- **Provided material**:
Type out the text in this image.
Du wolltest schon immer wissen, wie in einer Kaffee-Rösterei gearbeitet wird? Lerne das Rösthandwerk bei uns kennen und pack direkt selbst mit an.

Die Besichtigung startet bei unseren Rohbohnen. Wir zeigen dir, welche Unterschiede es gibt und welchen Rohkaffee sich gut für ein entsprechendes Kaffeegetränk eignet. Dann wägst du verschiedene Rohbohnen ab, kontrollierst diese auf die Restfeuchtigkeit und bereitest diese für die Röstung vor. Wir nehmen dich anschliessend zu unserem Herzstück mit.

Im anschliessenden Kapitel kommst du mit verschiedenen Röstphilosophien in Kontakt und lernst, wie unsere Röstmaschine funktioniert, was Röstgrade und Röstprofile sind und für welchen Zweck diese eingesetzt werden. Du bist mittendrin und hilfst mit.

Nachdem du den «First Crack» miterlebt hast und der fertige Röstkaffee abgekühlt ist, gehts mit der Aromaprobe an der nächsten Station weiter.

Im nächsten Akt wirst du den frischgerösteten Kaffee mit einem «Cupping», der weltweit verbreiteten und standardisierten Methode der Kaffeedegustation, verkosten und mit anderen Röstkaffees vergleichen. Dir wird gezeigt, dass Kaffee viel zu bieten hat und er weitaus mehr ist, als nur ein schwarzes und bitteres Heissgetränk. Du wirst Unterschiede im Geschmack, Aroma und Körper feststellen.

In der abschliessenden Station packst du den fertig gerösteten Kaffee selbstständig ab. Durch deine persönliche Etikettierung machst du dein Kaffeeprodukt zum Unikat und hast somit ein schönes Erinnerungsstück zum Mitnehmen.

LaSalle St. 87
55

- **Task statement**:
Retype the material in full, character for character.

- **Correct output**:
Type out the text in this image.
Du wolltest schon immer wissen, wie in einer Kaffee-Rösterei gearbeitet wird? Lerne das Rösthandwerk bei uns kennen und pack direkt selbst mit an.

Die Besichtigung startet bei unseren Rohbohnen. Wir zeigen dir, welche Unterschiede es gibt und welchen Rohkaffee sich gut für ein entsprechendes Kaffeegetränk eignet. Dann wägst du verschiedene Rohbohnen ab, kontrollierst diese auf die Restfeuchtigkeit und bereitest diese für die Röstung vor. Wir nehmen dich anschliessend zu unserem Herzstück mit.

Im anschliessenden Kapitel kommst du mit verschiedenen Röstphilosophien in Kontakt und lernst, wie unsere Röstmaschine funktioniert, was Röstgrade und Röstprofile sind und für welchen Zweck diese eingesetzt werden. Du bist mittendrin und hilfst mit.

Nachdem du den «First Crack» miterlebt hast und der fertige Röstkaffee abgekühlt ist, gehts mit der Aromaprobe an der nächsten Station weiter.

Im nächsten Akt wirst du den frischgerösteten Kaffee mit einem «Cupping», der weltweit verbreiteten und standardisierten Methode der Kaffeedegustation, verkosten und mit anderen Röstkaffees vergleichen. Dir wird gezeigt, dass Kaffee viel zu bieten hat und er weitaus mehr ist, als nur ein schwarzes und bitteres Heissgetränk. Du wirst Unterschiede im Geschmack, Aroma und Körper feststellen.

In der abschliessenden Station packst du den fertig gerösteten Kaffee selbstständig ab. Durch deine persönliche Etikettierung machst du dein Kaffeeprodukt zum Unikat und hast somit ein schönes Erinnerungsstück zum Mitnehmen.

LaSalle St. 87
55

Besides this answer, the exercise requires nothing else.